SUPPLIED MATERIAL ->
————————

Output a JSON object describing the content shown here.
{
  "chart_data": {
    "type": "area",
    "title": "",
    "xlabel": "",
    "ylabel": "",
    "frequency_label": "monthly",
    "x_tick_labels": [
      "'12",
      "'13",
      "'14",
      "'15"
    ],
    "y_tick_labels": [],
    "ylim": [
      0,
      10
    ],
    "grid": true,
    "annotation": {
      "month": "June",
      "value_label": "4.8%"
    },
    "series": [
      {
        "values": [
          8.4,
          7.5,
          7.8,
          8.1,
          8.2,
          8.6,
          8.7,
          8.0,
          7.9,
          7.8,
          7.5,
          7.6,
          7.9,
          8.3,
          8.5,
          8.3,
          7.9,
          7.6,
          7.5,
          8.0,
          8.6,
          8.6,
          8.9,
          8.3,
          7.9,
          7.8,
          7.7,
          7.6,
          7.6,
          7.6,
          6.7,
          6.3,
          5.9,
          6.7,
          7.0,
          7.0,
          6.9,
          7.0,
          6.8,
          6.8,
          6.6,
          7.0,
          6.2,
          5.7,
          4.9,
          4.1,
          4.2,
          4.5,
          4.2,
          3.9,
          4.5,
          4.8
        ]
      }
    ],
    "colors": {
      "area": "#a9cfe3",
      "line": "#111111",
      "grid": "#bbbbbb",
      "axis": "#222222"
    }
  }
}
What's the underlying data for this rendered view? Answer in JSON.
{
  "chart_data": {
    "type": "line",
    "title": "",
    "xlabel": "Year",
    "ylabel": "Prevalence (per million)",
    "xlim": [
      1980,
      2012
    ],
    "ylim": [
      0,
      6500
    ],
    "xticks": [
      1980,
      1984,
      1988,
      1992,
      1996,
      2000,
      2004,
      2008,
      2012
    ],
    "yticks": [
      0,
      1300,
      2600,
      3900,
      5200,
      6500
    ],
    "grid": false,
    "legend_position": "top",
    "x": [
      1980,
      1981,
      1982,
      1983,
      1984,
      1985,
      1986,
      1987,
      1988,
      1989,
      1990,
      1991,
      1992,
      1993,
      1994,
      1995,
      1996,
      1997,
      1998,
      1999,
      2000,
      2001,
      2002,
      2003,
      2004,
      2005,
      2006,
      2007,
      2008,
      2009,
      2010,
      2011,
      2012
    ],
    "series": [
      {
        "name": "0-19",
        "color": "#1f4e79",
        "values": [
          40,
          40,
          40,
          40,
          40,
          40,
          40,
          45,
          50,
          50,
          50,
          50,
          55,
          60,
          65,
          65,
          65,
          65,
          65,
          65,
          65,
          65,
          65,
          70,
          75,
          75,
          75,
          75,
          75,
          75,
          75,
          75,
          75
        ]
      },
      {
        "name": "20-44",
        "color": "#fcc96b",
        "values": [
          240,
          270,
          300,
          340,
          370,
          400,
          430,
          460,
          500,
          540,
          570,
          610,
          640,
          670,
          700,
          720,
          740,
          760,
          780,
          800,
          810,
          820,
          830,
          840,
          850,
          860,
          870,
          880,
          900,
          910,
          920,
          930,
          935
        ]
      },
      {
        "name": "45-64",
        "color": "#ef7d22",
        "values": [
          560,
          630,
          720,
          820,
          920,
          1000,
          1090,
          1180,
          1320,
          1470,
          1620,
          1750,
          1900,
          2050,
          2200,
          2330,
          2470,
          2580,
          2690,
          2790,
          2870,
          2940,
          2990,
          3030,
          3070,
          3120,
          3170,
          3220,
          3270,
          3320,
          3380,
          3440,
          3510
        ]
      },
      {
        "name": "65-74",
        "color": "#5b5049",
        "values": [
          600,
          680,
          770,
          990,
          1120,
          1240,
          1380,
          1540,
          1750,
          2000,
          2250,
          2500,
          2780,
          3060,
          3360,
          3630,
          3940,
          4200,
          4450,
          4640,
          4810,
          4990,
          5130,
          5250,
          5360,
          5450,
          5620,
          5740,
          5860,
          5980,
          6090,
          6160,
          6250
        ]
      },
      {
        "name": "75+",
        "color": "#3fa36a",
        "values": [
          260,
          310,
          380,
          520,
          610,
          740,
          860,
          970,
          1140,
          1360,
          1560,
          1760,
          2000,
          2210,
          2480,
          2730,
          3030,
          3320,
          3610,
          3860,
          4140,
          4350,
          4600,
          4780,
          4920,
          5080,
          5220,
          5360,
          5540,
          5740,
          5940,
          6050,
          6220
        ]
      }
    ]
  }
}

————————

WHAT TO WORK ON -> Filter the records for lines holding the string "JSON". Copy each one.

SOLUTION TO THE PROBLEM ->
Output a JSON object describing the content shown here.
What's the underlying data for this rendered view? Answer in JSON.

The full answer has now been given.